==== INPUT FOR THIS TASK

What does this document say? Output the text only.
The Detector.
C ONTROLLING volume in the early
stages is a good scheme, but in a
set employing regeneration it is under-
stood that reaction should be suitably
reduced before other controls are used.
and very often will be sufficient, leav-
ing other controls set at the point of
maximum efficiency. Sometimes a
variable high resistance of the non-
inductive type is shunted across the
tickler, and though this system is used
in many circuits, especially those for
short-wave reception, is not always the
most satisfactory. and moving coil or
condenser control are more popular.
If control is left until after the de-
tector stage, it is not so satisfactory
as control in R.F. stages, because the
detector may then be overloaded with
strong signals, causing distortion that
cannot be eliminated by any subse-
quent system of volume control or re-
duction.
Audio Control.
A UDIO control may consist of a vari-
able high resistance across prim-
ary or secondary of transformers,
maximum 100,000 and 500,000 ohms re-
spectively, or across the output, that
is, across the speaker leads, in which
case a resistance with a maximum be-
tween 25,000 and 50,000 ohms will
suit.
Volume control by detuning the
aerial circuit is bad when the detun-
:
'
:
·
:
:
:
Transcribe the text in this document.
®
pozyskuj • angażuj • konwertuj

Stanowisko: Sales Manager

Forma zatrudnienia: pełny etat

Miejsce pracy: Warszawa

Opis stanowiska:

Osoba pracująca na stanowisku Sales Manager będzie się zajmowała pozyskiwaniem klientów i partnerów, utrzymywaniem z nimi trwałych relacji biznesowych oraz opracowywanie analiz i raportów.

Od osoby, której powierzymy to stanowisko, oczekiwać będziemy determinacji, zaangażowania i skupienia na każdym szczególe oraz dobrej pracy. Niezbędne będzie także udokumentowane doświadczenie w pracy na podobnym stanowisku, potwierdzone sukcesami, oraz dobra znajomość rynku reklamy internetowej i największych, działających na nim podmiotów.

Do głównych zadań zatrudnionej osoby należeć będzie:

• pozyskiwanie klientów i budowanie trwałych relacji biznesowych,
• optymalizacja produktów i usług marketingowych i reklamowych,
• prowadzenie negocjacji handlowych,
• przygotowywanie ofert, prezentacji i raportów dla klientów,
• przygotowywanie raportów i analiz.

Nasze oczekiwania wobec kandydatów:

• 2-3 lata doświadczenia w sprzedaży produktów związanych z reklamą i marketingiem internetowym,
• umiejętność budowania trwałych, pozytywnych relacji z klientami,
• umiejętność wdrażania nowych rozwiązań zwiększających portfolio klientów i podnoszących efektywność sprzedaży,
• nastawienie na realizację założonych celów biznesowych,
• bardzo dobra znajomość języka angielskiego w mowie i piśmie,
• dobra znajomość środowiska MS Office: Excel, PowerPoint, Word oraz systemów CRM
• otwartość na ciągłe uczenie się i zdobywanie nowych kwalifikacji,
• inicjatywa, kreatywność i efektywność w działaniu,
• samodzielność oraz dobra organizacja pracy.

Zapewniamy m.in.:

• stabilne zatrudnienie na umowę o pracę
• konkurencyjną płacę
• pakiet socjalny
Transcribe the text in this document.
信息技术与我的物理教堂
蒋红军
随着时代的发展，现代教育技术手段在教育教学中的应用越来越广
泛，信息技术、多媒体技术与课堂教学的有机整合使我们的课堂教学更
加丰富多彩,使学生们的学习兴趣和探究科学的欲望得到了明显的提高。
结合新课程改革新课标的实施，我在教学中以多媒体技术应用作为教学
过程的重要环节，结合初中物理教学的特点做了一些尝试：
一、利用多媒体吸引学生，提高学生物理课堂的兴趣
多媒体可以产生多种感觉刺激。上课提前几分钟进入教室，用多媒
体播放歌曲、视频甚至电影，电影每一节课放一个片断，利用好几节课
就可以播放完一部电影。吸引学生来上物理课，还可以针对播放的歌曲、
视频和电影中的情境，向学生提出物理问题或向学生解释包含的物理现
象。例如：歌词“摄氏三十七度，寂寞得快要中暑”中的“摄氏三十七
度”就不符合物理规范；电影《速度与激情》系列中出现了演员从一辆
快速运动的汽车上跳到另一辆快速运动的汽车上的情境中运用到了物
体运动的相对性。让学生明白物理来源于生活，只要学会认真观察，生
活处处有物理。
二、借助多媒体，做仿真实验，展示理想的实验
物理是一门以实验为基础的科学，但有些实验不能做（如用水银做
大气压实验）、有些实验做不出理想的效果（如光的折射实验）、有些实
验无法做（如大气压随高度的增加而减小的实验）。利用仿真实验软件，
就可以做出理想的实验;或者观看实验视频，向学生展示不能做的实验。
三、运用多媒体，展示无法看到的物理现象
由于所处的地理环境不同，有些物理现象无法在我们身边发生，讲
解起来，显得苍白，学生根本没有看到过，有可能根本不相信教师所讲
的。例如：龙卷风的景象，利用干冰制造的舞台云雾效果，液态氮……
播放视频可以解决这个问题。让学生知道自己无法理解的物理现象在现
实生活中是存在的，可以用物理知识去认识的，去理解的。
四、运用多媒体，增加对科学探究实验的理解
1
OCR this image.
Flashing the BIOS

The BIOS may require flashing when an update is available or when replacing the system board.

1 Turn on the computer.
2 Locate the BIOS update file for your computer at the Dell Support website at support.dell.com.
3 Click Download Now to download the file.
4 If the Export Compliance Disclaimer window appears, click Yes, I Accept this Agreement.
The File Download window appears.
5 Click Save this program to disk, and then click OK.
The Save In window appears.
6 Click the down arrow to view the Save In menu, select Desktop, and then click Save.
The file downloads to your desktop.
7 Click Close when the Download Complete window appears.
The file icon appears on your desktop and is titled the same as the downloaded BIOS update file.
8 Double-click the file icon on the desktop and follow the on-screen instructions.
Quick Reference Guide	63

========

▶ GIVEN TASK
From the entries above, copy every line where the word "osoby" shows up.

▶ THE RESULT
Od osoby, której powierzymy to stanowisko, oczekiwać będziemy determinacji, zaangażowania i skupienia na każdym szczególe oraz dobrej pracy. Niezbędne będzie także udokumentowane doświadczenie w pracy na podobnym stanowisku, potwierdzone sukcesami, oraz dobra znajomość rynku reklamy internetowej i największych, działających na nim podmiotów.
Do głównych zadań zatrudnionej osoby należeć będzie:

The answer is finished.